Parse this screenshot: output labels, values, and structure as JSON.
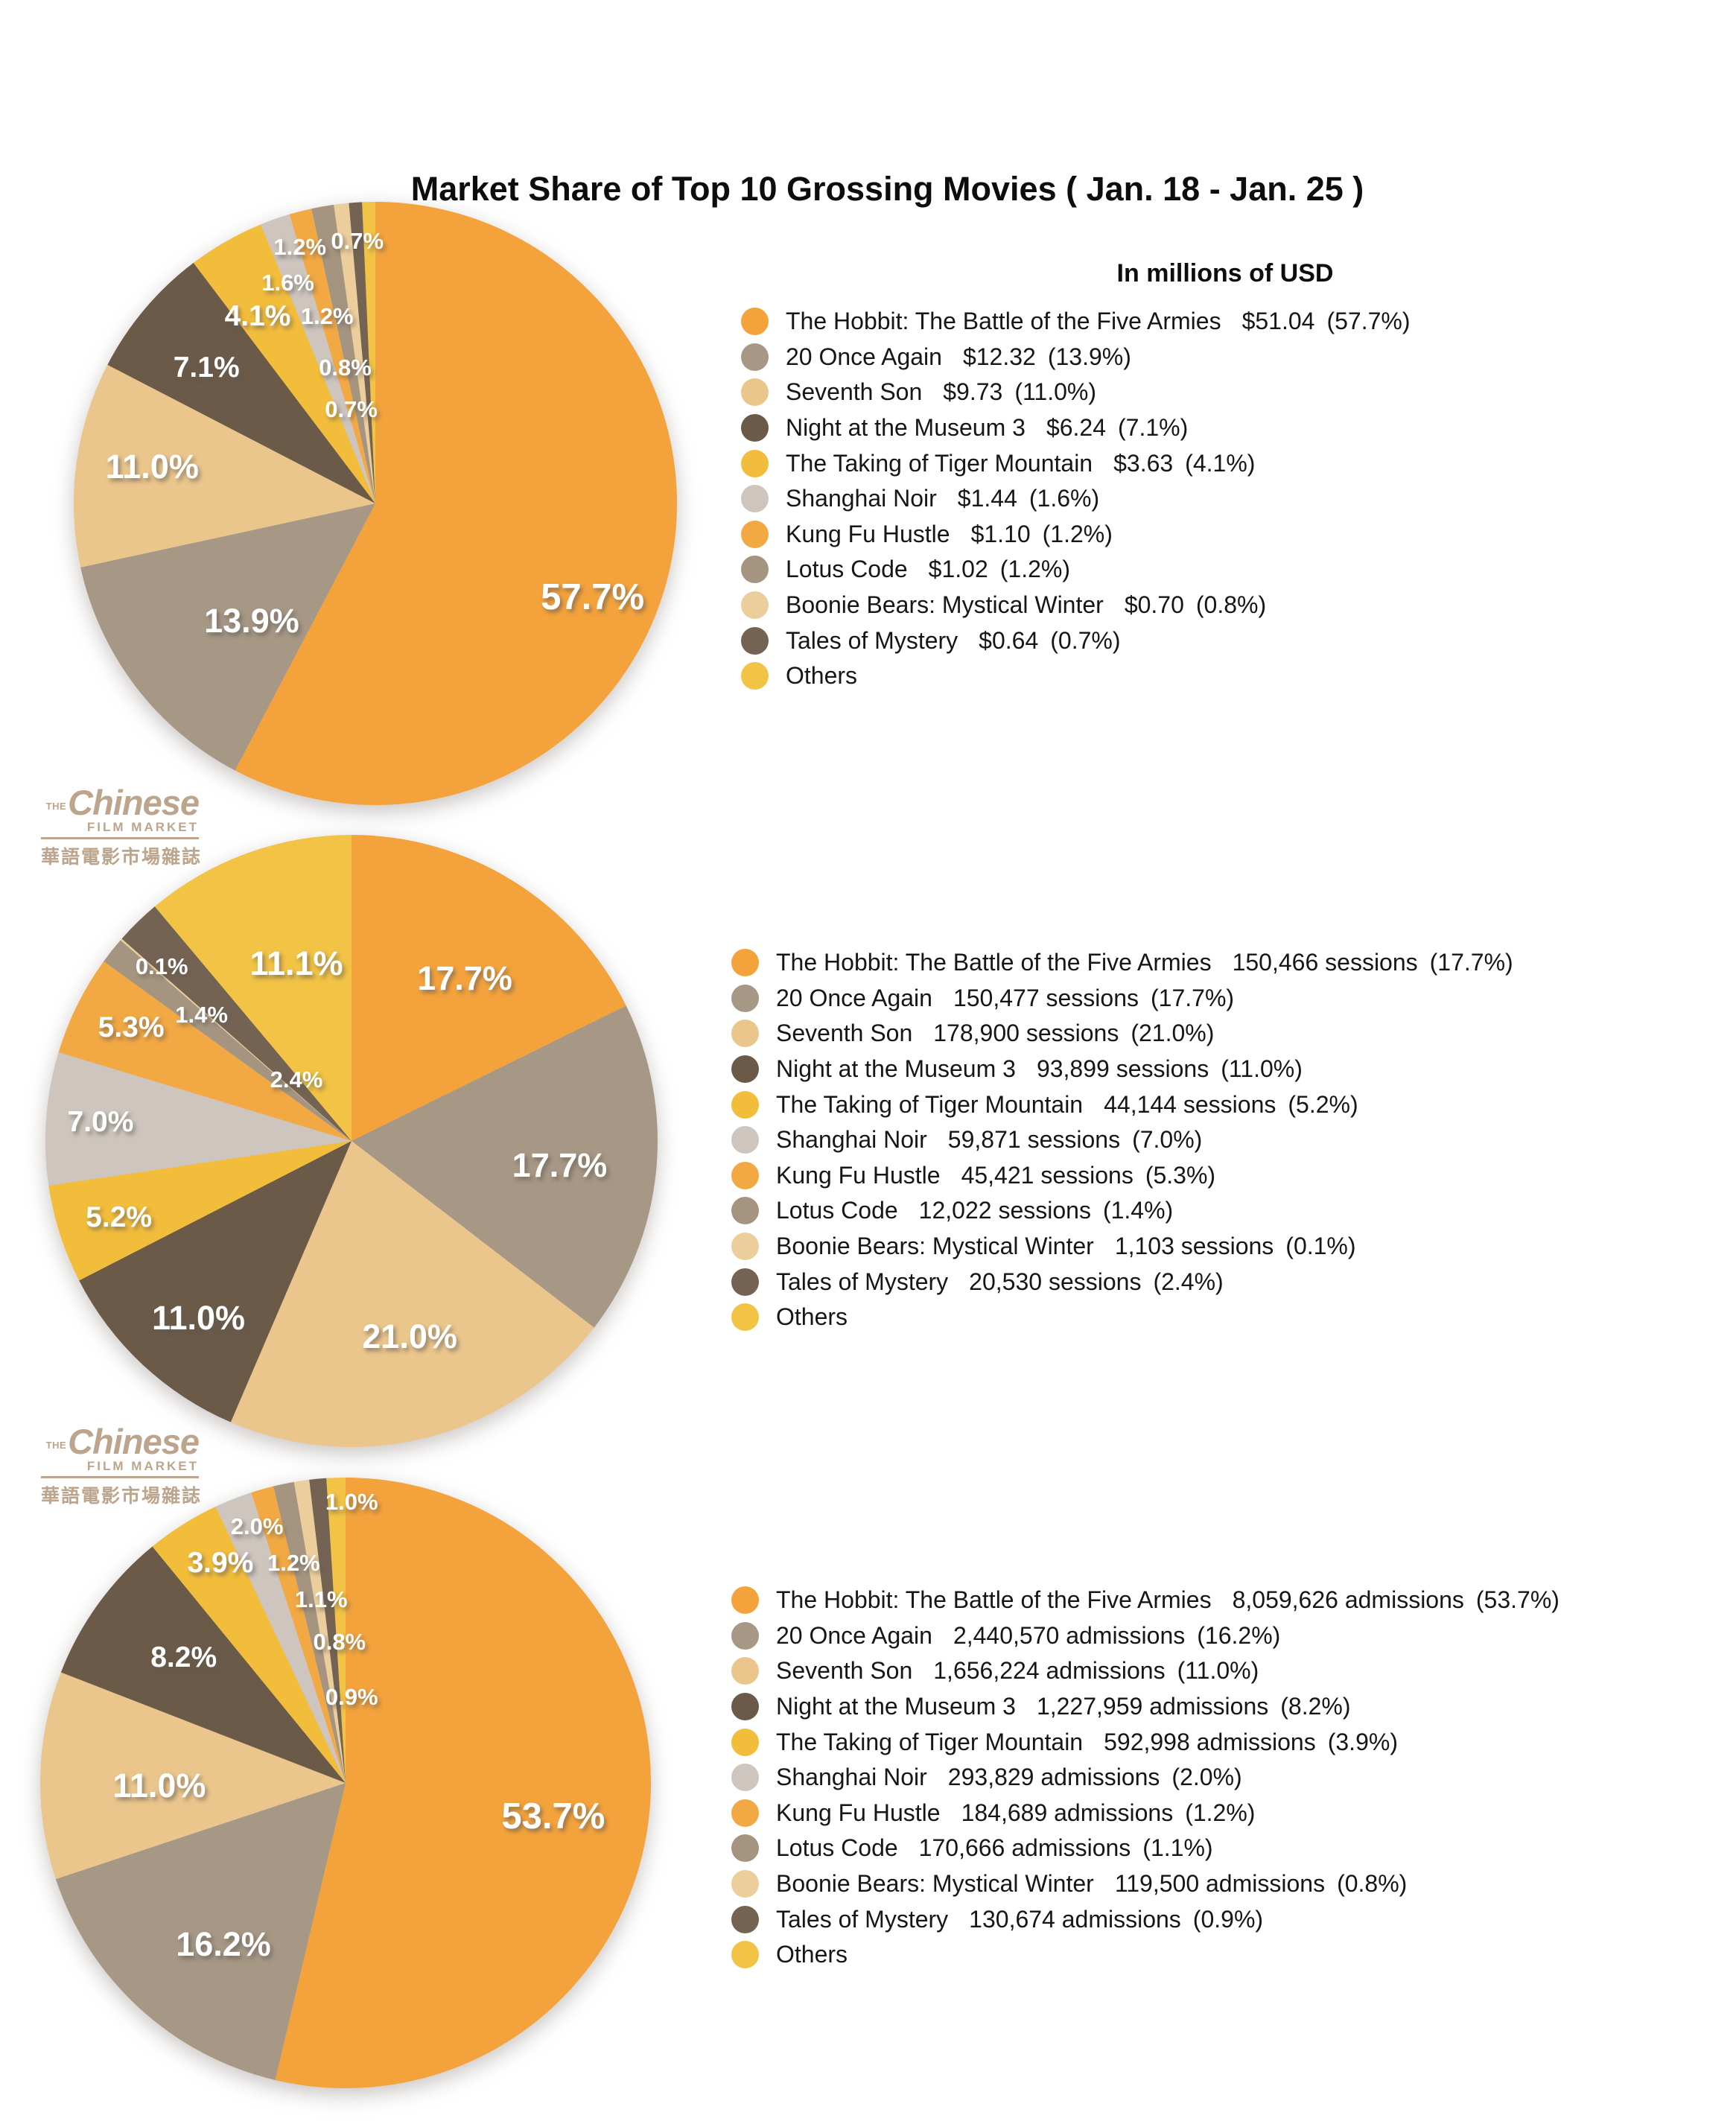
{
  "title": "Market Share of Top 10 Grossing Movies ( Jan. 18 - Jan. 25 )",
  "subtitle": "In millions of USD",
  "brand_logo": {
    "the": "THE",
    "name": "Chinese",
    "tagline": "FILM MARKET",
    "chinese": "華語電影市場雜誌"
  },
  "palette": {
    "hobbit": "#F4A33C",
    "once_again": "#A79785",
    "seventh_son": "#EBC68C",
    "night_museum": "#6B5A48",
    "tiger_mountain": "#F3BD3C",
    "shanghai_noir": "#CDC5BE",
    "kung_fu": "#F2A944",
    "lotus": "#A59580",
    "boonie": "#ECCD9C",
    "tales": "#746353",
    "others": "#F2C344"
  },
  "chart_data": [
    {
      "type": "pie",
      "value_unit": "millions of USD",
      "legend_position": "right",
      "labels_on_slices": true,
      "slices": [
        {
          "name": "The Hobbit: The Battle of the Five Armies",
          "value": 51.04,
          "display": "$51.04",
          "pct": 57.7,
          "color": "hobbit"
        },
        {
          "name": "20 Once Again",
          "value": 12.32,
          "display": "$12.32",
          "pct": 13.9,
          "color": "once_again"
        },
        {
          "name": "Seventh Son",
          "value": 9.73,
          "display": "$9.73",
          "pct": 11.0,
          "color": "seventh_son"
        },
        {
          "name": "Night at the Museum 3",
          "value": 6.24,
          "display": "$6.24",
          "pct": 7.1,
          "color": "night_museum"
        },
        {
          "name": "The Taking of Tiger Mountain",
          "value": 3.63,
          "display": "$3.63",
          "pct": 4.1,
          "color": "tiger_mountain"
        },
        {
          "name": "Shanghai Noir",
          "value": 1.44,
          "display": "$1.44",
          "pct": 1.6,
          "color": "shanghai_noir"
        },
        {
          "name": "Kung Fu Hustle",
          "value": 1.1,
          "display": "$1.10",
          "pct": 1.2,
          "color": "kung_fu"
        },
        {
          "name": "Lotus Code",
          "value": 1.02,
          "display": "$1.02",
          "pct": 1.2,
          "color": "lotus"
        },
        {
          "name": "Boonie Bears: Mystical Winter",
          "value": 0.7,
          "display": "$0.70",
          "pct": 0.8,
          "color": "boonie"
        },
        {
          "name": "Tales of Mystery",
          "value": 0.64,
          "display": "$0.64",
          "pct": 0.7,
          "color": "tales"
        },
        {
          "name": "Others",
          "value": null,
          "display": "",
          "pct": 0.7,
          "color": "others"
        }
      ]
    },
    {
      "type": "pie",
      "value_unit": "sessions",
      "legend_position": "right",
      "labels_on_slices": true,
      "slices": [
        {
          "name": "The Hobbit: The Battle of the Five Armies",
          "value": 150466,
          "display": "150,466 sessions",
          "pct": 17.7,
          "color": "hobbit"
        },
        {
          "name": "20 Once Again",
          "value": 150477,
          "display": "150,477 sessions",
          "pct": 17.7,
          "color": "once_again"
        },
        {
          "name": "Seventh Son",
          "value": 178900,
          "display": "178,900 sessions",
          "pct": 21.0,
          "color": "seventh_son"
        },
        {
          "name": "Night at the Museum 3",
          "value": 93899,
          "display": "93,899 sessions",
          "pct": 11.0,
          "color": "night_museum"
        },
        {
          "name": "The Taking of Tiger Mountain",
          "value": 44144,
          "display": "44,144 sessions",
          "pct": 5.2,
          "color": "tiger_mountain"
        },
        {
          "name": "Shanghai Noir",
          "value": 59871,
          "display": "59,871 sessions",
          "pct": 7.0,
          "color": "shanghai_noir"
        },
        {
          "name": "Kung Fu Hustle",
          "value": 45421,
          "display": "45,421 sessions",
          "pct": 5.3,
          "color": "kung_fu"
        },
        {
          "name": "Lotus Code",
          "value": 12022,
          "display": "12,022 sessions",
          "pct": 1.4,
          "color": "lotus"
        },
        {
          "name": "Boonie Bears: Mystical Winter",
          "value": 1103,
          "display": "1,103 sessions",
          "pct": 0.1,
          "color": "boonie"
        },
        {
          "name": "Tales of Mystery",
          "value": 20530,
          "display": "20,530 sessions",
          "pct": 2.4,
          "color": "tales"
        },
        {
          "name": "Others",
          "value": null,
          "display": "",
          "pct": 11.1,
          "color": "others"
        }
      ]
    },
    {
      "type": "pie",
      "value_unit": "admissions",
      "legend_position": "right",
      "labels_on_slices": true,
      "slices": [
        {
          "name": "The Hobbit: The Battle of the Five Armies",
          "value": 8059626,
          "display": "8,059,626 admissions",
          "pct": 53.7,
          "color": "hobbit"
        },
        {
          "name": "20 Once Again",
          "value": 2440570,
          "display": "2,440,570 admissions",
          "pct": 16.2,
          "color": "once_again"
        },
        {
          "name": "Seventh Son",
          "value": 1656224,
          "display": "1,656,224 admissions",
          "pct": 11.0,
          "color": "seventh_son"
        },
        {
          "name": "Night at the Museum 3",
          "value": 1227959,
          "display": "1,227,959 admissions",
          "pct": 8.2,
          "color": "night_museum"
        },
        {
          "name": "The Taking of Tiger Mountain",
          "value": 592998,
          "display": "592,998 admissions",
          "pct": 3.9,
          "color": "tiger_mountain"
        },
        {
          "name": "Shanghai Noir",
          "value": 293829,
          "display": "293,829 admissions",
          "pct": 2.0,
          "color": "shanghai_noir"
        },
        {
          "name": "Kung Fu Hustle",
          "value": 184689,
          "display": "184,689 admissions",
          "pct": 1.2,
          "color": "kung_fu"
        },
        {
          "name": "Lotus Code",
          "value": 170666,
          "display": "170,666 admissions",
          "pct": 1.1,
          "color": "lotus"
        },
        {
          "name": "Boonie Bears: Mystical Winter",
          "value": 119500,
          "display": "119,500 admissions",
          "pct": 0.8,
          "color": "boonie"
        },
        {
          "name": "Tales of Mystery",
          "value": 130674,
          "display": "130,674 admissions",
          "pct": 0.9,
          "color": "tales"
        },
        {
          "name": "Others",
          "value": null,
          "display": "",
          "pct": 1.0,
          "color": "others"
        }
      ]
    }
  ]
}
○ ○ ○
Make an exact copy of every entry above, minus the images.

Parse this screenshot: output labels, values, and structure as JSON.
{
  "title": "Market Share of Top 10 Grossing Movies ( Jan. 18 - Jan. 25 )",
  "subtitle": "In millions of USD",
  "brand_logo": {
    "the": "THE",
    "name": "Chinese",
    "tagline": "FILM MARKET",
    "chinese": "華語電影市場雜誌"
  },
  "palette": {
    "hobbit": "#F4A33C",
    "once_again": "#A79785",
    "seventh_son": "#EBC68C",
    "night_museum": "#6B5A48",
    "tiger_mountain": "#F3BD3C",
    "shanghai_noir": "#CDC5BE",
    "kung_fu": "#F2A944",
    "lotus": "#A59580",
    "boonie": "#ECCD9C",
    "tales": "#746353",
    "others": "#F2C344"
  },
  "chart_data": [
    {
      "type": "pie",
      "value_unit": "millions of USD",
      "legend_position": "right",
      "labels_on_slices": true,
      "slices": [
        {
          "name": "The Hobbit: The Battle of the Five Armies",
          "value": 51.04,
          "display": "$51.04",
          "pct": 57.7,
          "color": "hobbit"
        },
        {
          "name": "20 Once Again",
          "value": 12.32,
          "display": "$12.32",
          "pct": 13.9,
          "color": "once_again"
        },
        {
          "name": "Seventh Son",
          "value": 9.73,
          "display": "$9.73",
          "pct": 11.0,
          "color": "seventh_son"
        },
        {
          "name": "Night at the Museum 3",
          "value": 6.24,
          "display": "$6.24",
          "pct": 7.1,
          "color": "night_museum"
        },
        {
          "name": "The Taking of Tiger Mountain",
          "value": 3.63,
          "display": "$3.63",
          "pct": 4.1,
          "color": "tiger_mountain"
        },
        {
          "name": "Shanghai Noir",
          "value": 1.44,
          "display": "$1.44",
          "pct": 1.6,
          "color": "shanghai_noir"
        },
        {
          "name": "Kung Fu Hustle",
          "value": 1.1,
          "display": "$1.10",
          "pct": 1.2,
          "color": "kung_fu"
        },
        {
          "name": "Lotus Code",
          "value": 1.02,
          "display": "$1.02",
          "pct": 1.2,
          "color": "lotus"
        },
        {
          "name": "Boonie Bears: Mystical Winter",
          "value": 0.7,
          "display": "$0.70",
          "pct": 0.8,
          "color": "boonie"
        },
        {
          "name": "Tales of Mystery",
          "value": 0.64,
          "display": "$0.64",
          "pct": 0.7,
          "color": "tales"
        },
        {
          "name": "Others",
          "value": null,
          "display": "",
          "pct": 0.7,
          "color": "others"
        }
      ]
    },
    {
      "type": "pie",
      "value_unit": "sessions",
      "legend_position": "right",
      "labels_on_slices": true,
      "slices": [
        {
          "name": "The Hobbit: The Battle of the Five Armies",
          "value": 150466,
          "display": "150,466 sessions",
          "pct": 17.7,
          "color": "hobbit"
        },
        {
          "name": "20 Once Again",
          "value": 150477,
          "display": "150,477 sessions",
          "pct": 17.7,
          "color": "once_again"
        },
        {
          "name": "Seventh Son",
          "value": 178900,
          "display": "178,900 sessions",
          "pct": 21.0,
          "color": "seventh_son"
        },
        {
          "name": "Night at the Museum 3",
          "value": 93899,
          "display": "93,899 sessions",
          "pct": 11.0,
          "color": "night_museum"
        },
        {
          "name": "The Taking of Tiger Mountain",
          "value": 44144,
          "display": "44,144 sessions",
          "pct": 5.2,
          "color": "tiger_mountain"
        },
        {
          "name": "Shanghai Noir",
          "value": 59871,
          "display": "59,871 sessions",
          "pct": 7.0,
          "color": "shanghai_noir"
        },
        {
          "name": "Kung Fu Hustle",
          "value": 45421,
          "display": "45,421 sessions",
          "pct": 5.3,
          "color": "kung_fu"
        },
        {
          "name": "Lotus Code",
          "value": 12022,
          "display": "12,022 sessions",
          "pct": 1.4,
          "color": "lotus"
        },
        {
          "name": "Boonie Bears: Mystical Winter",
          "value": 1103,
          "display": "1,103 sessions",
          "pct": 0.1,
          "color": "boonie"
        },
        {
          "name": "Tales of Mystery",
          "value": 20530,
          "display": "20,530 sessions",
          "pct": 2.4,
          "color": "tales"
        },
        {
          "name": "Others",
          "value": null,
          "display": "",
          "pct": 11.1,
          "color": "others"
        }
      ]
    },
    {
      "type": "pie",
      "value_unit": "admissions",
      "legend_position": "right",
      "labels_on_slices": true,
      "slices": [
        {
          "name": "The Hobbit: The Battle of the Five Armies",
          "value": 8059626,
          "display": "8,059,626 admissions",
          "pct": 53.7,
          "color": "hobbit"
        },
        {
          "name": "20 Once Again",
          "value": 2440570,
          "display": "2,440,570 admissions",
          "pct": 16.2,
          "color": "once_again"
        },
        {
          "name": "Seventh Son",
          "value": 1656224,
          "display": "1,656,224 admissions",
          "pct": 11.0,
          "color": "seventh_son"
        },
        {
          "name": "Night at the Museum 3",
          "value": 1227959,
          "display": "1,227,959 admissions",
          "pct": 8.2,
          "color": "night_museum"
        },
        {
          "name": "The Taking of Tiger Mountain",
          "value": 592998,
          "display": "592,998 admissions",
          "pct": 3.9,
          "color": "tiger_mountain"
        },
        {
          "name": "Shanghai Noir",
          "value": 293829,
          "display": "293,829 admissions",
          "pct": 2.0,
          "color": "shanghai_noir"
        },
        {
          "name": "Kung Fu Hustle",
          "value": 184689,
          "display": "184,689 admissions",
          "pct": 1.2,
          "color": "kung_fu"
        },
        {
          "name": "Lotus Code",
          "value": 170666,
          "display": "170,666 admissions",
          "pct": 1.1,
          "color": "lotus"
        },
        {
          "name": "Boonie Bears: Mystical Winter",
          "value": 119500,
          "display": "119,500 admissions",
          "pct": 0.8,
          "color": "boonie"
        },
        {
          "name": "Tales of Mystery",
          "value": 130674,
          "display": "130,674 admissions",
          "pct": 0.9,
          "color": "tales"
        },
        {
          "name": "Others",
          "value": null,
          "display": "",
          "pct": 1.0,
          "color": "others"
        }
      ]
    }
  ]
}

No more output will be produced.